## [WORK TO DO]
1. In the passage on short-term finance, what were the only two sources of short-term finance in the past?
2. Extend the passage on short-term finance, picking up after its final sentence.

## [PASSAGE GIVEN]
------------
Short-term finance is the money that is borrowed for a short period of time, usually less than a year. Short-term financing is used by a business to bridge the gap between income and expenditure for a short period, such as to purchase raw materials, pay off current liabilities, and meet preliminary expenses. A business requires funds for diverse purposes, such as to meet its day-to-day expenses. For example, raw materials must be purchased at regular intervals; workers must be paid wages regularly. Thus, there is a continuous necessity of shortterm funds to be available for meeting these expenses.

Short-term finance serves the following purposes:

  • Helps in the smooth running of business operations by meeting day-to-day financial requirements

  • Facilitates a business to hold stock of raw materials and finished products

  • Helps the business to face sudden changes in market conditions

  • Avails the facility of selling goods on credit

  • Helps in increasing the volume of production by providing adequate funds for purchasing raw materials, paying rents, and increasing workspace at short notice

The requirement of short-term finance depends upon size, market conditions, and nature of business. Previously, there were only two sources of short-term finance, such as indigenous bankers and commercial banks. However, today many new sources of finances are available in the market, which have made short-term financing an easy process.

Some of the sources of short-term financing are shown in Figure:

Trade Credit

Trade credit refers to credit granted to manufactures and traders by the suppliers of raw material, finished goods, or components. Usually business enterprises buy supplies on a 30 to 90 days credit. This means that the goods are delivered but payments are not made until the expiry of period of credit.

When businesses enter into a trade credit arrangement with their suppliers, a certain credit term is usually set. Cash/cheque payments made within this term may get a certain discount. If payments are not made within this term, all receivables are required to be settled within a time period as specified.

Some advantages of trade credit are as follows:

  • Trade credit is a flexible and reliable source of financing.

  • Trade credit may be readily offered if the seller is aware of the consumers’ creditworthiness.

  • If a firm wants to raise its inventory to meet a projected increase in sales volume in the near future, it can do so with trade credit without the burden of immediate payment.
------------
## [RECORDED INFORMATION]
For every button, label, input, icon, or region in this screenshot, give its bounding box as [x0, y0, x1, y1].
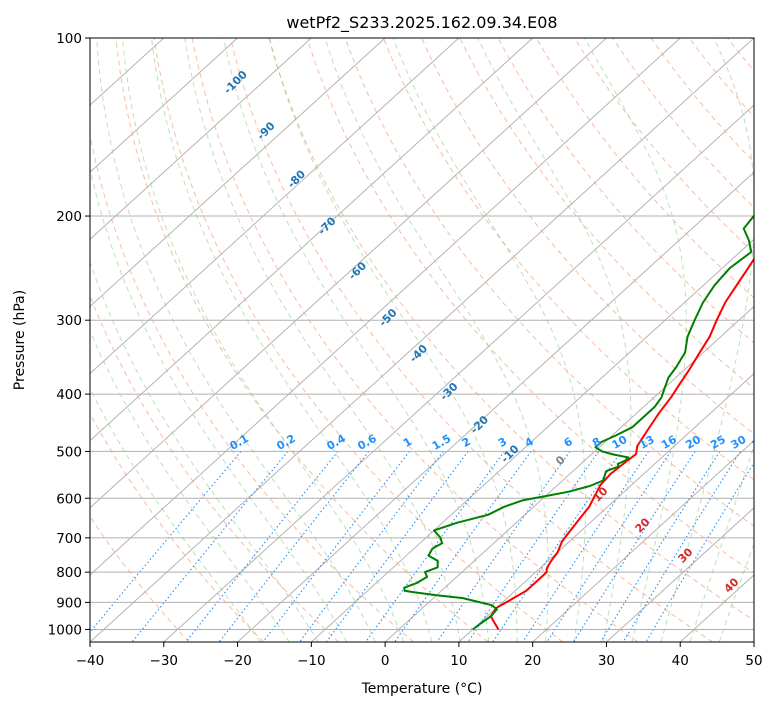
------------
## [EXPECTED RESULTS]
1. Indigenous bankers and commercial banks.

2.
  • It does not place a lien on the firm’s assets while providing financing.

Some limitations of trade credit are as follows:

  • Overtrading may occur as a result of the availability of simple and flexible trade credit arrangements, increasing the firm’s risks.

  • Trade credit can only create a limited quantity of revenue.

Customer Advances

When the purchase order quantity is quite large or things ordered are very costly, businesses insist their customers to make some payment in advance. Customer advances represent advances received from customers for goods or services expected to be delivered within the following year. Customers generally agree to make advances when such goods are not easily available in the market or there is an urgent need of goods. A business can meet its short-term requirements with the help of customers’ advances.

Some advantages of customer advances are as follows:

  • The amount offered as advance is interest free. Therefore, funds are available without involving financial burden.

  • No tangible security is required while seeking advance from the customer, making assets free of charge.

  • Funds received as advance is not to be refunded; therefore, there are no repayment obligations.

Some limitations of customer advances are as follows:

  • Customer advances are available to only those businesses, which have goodwill in the market. In other words, it is available to those businesses whose product demand is high in the market.

  • The period of customers’ advance is limited up to the delivery of goods and cannot be extended further.

  • The amount advanced by the customer is subject to the value of the order, although, the borrowers’ need may be more than the amount of advance.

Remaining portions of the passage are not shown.